Raw data:

_ _ _ _ _ _ _

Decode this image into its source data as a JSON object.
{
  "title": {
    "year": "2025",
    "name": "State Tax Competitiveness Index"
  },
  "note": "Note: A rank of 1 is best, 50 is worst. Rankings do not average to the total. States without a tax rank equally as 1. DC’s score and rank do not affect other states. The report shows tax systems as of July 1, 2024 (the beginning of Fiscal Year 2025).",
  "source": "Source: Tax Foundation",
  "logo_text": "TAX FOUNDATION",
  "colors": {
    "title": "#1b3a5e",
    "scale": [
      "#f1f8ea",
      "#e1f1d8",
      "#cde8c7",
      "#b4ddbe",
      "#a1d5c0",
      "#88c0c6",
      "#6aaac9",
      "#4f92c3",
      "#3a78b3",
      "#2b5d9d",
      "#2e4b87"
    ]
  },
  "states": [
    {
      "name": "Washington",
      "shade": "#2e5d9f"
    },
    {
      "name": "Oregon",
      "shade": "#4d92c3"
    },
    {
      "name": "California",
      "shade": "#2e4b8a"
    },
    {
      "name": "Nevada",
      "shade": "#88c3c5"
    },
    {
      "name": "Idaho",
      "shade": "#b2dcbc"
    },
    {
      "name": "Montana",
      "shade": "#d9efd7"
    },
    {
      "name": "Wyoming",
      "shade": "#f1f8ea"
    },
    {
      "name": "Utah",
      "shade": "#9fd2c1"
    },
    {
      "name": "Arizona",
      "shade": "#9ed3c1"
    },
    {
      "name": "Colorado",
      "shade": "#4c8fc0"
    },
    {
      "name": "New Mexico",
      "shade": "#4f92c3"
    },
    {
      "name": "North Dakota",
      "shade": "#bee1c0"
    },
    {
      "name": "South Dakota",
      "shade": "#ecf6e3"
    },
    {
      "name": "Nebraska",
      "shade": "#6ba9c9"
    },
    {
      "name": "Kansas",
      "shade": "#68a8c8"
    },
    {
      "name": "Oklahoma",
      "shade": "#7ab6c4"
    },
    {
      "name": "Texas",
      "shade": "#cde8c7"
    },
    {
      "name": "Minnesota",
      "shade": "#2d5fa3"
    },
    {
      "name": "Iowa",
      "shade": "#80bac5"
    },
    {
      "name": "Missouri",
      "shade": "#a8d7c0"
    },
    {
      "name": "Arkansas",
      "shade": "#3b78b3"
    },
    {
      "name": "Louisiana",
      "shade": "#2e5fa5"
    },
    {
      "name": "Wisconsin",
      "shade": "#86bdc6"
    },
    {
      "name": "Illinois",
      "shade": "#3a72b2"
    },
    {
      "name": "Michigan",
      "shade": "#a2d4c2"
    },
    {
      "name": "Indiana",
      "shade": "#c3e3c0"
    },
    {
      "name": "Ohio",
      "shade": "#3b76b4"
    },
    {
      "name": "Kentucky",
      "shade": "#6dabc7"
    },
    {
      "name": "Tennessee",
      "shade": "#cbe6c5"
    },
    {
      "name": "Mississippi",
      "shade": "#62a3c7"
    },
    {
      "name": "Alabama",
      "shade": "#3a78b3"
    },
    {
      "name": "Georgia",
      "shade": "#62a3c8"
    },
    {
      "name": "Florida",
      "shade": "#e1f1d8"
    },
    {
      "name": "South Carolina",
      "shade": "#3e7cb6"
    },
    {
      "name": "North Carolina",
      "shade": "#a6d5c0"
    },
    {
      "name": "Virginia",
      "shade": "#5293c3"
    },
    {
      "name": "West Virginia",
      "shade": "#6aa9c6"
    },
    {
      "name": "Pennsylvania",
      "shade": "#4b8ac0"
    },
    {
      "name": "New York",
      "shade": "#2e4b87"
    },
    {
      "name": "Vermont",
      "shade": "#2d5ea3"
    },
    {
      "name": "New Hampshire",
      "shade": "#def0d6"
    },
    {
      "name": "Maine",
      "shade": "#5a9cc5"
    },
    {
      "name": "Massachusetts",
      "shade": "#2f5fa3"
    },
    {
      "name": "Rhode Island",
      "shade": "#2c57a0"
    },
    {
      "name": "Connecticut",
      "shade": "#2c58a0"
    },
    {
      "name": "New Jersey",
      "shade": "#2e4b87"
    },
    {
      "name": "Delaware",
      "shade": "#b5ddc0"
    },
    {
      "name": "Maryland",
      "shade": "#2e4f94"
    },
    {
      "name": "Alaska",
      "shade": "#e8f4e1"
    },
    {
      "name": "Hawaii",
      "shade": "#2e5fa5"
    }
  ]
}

_ _ _ _ _ _ _

Exercise brief: Tally the lines in the records above that contain the word "Dakota", and give only that number.

Solution for this problem: 2